— Begin —
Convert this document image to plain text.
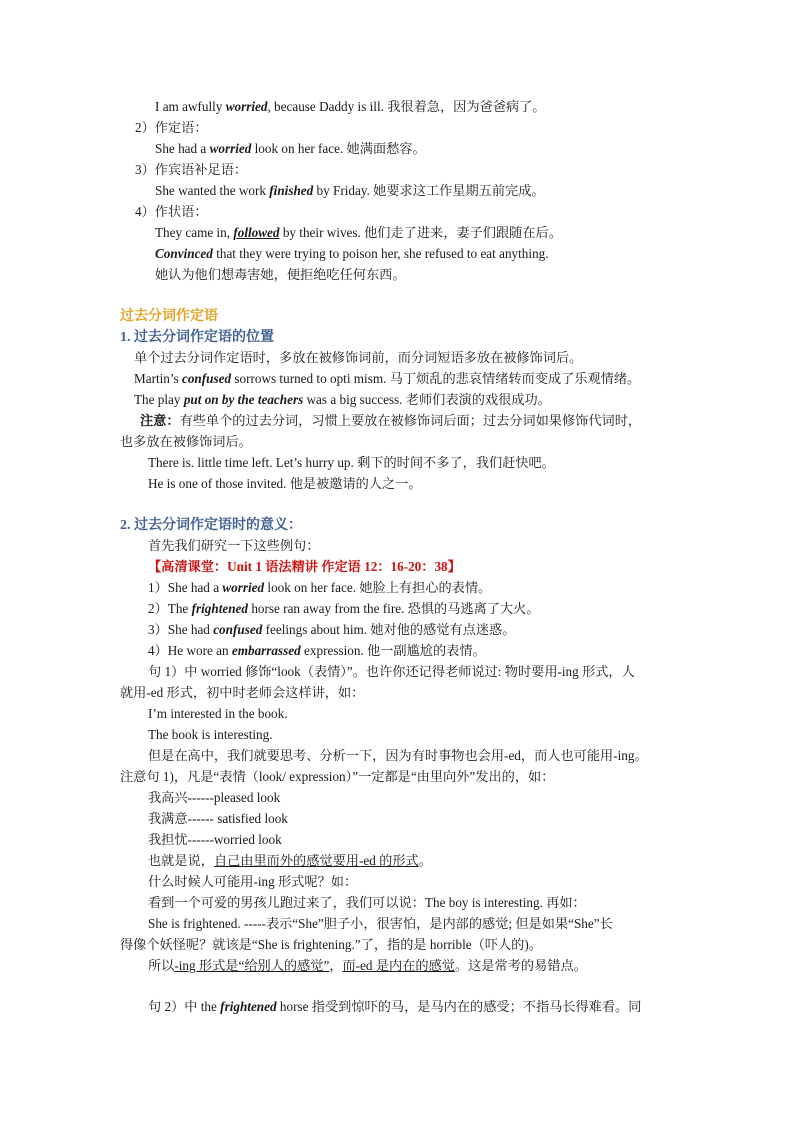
I am awfully worried, because Daddy is ill. 我很着急，因为爸爸病了。
2）作定语：
She had a worried look on her face. 她满面愁容。
3）作宾语补足语：
She wanted the work finished by Friday. 她要求这工作星期五前完成。
4）作状语：
They came in, followed by their wives. 他们走了进来，妻子们跟随在后。
Convinced that they were trying to poison her, she refused to eat anything.
她认为他们想毒害她，便拒绝吃任何东西。
过去分词作定语
1. 过去分词作定语的位置
单个过去分词作定语时，多放在被修饰词前，而分词短语多放在被修饰词后。
Martin’s confused sorrows turned to opti mism. 马丁烦乱的悲哀情绪转而变成了乐观情绪。
The play put on by the teachers was a big success. 老师们表演的戏很成功。
注意：有些单个的过去分词，习惯上要放在被修饰词后面；过去分词如果修饰代词时，
也多放在被修饰词后。
There is. little time left. Let’s hurry up. 剩下的时间不多了，我们赶快吧。
He is one of those invited. 他是被邀请的人之一。
2. 过去分词作定语时的意义：
首先我们研究一下这些例句：
【高清课堂：Unit 1 语法精讲 作定语 12：16-20：38】
1）She had a worried look on her face. 她脸上有担心的表情。
2）The frightened horse ran away from the fire. 恐惧的马逃离了大火。
3）She had confused feelings about him. 她对他的感觉有点迷惑。
4）He wore an embarrassed expression. 他一副尴尬的表情。
句 1）中 worried 修饰“look（表情）”。也许你还记得老师说过: 物时要用-ing 形式，人
就用-ed 形式，初中时老师会这样讲，如：
I’m interested in the book.
The book is interesting.
但是在高中，我们就要思考、分析一下，因为有时事物也会用-ed，而人也可能用-ing。
注意句 1)，凡是“表情（look/ expression）”一定都是“由里向外”发出的，如：
我高兴------pleased look
我满意------ satisfied look
我担忧------worried look
也就是说，自己由里而外的感觉要用-ed 的形式。
什么时候人可能用-ing 形式呢？如：
看到一个可爱的男孩儿跑过来了，我们可以说：The boy is interesting. 再如：
She is frightened. -----表示“She”胆子小，很害怕，是内部的感觉; 但是如果“She”长
得像个妖怪呢？就该是“She is frightening.”了，指的是 horrible（吓人的)。
所以-ing 形式是“给别人的感觉”，而-ed 是内在的感觉。这是常考的易错点。
句 2）中 the frightened horse 指受到惊吓的马，是马内在的感受；不指马长得难看。同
— End —
**Task goal:** Copy out all of the material exactly as written, without its pictures.

**Final result:**
Convert this document image to plain text.
I am awfully worried, because Daddy is ill. 我很着急，因为爸爸病了。
2）作定语：
She had a worried look on her face. 她满面愁容。
3）作宾语补足语：
She wanted the work finished by Friday. 她要求这工作星期五前完成。
4）作状语：
They came in, followed by their wives. 他们走了进来，妻子们跟随在后。
Convinced that they were trying to poison her, she refused to eat anything.
她认为他们想毒害她，便拒绝吃任何东西。
过去分词作定语
1. 过去分词作定语的位置
单个过去分词作定语时，多放在被修饰词前，而分词短语多放在被修饰词后。
Martin’s confused sorrows turned to opti mism. 马丁烦乱的悲哀情绪转而变成了乐观情绪。
The play put on by the teachers was a big success. 老师们表演的戏很成功。
注意：有些单个的过去分词，习惯上要放在被修饰词后面；过去分词如果修饰代词时，
也多放在被修饰词后。
There is. little time left. Let’s hurry up. 剩下的时间不多了，我们赶快吧。
He is one of those invited. 他是被邀请的人之一。
2. 过去分词作定语时的意义：
首先我们研究一下这些例句：
【高清课堂：Unit 1 语法精讲 作定语 12：16-20：38】
1）She had a worried look on her face. 她脸上有担心的表情。
2）The frightened horse ran away from the fire. 恐惧的马逃离了大火。
3）She had confused feelings about him. 她对他的感觉有点迷惑。
4）He wore an embarrassed expression. 他一副尴尬的表情。
句 1）中 worried 修饰“look（表情）”。也许你还记得老师说过: 物时要用-ing 形式，人
就用-ed 形式，初中时老师会这样讲，如：
I’m interested in the book.
The book is interesting.
但是在高中，我们就要思考、分析一下，因为有时事物也会用-ed，而人也可能用-ing。
注意句 1)，凡是“表情（look/ expression）”一定都是“由里向外”发出的，如：
我高兴------pleased look
我满意------ satisfied look
我担忧------worried look
也就是说，自己由里而外的感觉要用-ed 的形式。
什么时候人可能用-ing 形式呢？如：
看到一个可爱的男孩儿跑过来了，我们可以说：The boy is interesting. 再如：
She is frightened. -----表示“She”胆子小，很害怕，是内部的感觉; 但是如果“She”长
得像个妖怪呢？就该是“She is frightening.”了，指的是 horrible（吓人的)。
所以-ing 形式是“给别人的感觉”，而-ed 是内在的感觉。这是常考的易错点。
句 2）中 the frightened horse 指受到惊吓的马，是马内在的感受；不指马长得难看。同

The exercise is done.